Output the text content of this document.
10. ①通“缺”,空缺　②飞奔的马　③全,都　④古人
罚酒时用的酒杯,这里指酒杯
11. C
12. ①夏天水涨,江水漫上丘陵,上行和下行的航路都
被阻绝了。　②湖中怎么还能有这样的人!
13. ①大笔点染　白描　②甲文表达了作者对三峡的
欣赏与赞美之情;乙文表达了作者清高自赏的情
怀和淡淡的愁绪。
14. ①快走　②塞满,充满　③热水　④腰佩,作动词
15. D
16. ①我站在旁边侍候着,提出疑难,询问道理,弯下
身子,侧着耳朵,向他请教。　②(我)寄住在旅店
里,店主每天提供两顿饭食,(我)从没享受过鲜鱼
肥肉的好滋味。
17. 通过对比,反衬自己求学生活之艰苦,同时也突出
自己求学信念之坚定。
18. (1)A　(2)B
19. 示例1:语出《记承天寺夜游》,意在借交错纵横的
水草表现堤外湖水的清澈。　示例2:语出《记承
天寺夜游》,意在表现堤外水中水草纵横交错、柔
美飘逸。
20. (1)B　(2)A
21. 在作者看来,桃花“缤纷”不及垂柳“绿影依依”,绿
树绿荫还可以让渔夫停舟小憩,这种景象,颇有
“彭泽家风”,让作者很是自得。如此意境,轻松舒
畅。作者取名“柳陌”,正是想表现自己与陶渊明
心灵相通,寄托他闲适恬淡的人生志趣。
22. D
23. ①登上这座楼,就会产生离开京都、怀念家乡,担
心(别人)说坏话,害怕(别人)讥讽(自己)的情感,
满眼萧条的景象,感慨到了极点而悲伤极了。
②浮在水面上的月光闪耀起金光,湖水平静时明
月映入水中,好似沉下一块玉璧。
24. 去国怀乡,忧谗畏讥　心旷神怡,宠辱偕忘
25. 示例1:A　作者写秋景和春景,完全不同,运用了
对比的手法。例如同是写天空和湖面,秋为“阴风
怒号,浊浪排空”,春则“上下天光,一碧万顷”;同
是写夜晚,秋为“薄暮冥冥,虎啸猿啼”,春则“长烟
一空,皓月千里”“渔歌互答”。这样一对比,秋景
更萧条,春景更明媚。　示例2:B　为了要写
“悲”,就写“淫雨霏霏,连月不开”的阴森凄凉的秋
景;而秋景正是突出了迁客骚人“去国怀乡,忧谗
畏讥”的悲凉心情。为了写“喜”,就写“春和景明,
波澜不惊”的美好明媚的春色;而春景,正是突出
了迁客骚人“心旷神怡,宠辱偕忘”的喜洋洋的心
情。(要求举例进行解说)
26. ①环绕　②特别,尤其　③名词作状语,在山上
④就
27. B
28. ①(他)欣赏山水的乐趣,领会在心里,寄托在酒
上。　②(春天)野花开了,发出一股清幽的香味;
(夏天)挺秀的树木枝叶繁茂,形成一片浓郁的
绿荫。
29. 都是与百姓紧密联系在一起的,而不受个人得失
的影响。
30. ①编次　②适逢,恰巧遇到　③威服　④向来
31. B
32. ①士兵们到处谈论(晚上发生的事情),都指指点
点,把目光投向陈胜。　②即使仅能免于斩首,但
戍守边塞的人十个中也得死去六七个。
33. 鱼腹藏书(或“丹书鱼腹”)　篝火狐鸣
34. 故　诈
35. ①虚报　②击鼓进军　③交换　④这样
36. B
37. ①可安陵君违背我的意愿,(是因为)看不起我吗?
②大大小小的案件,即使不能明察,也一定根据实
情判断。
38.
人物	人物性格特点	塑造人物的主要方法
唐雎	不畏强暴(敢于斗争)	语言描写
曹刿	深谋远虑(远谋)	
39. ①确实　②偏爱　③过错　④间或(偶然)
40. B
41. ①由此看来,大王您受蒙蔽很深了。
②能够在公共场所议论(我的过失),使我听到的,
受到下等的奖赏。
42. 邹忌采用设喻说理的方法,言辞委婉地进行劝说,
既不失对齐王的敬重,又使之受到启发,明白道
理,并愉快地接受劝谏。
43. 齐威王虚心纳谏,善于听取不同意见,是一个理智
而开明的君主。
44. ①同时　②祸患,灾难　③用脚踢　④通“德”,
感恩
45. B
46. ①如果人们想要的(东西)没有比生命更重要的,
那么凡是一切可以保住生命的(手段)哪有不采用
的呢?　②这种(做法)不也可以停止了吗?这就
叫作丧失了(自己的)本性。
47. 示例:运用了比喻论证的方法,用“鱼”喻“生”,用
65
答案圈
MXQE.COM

▬▬▬▬▬▬

| Short task |
Find how many lines in the listing hold "宠辱偕忘", and reply with that number only.

| Answer |
2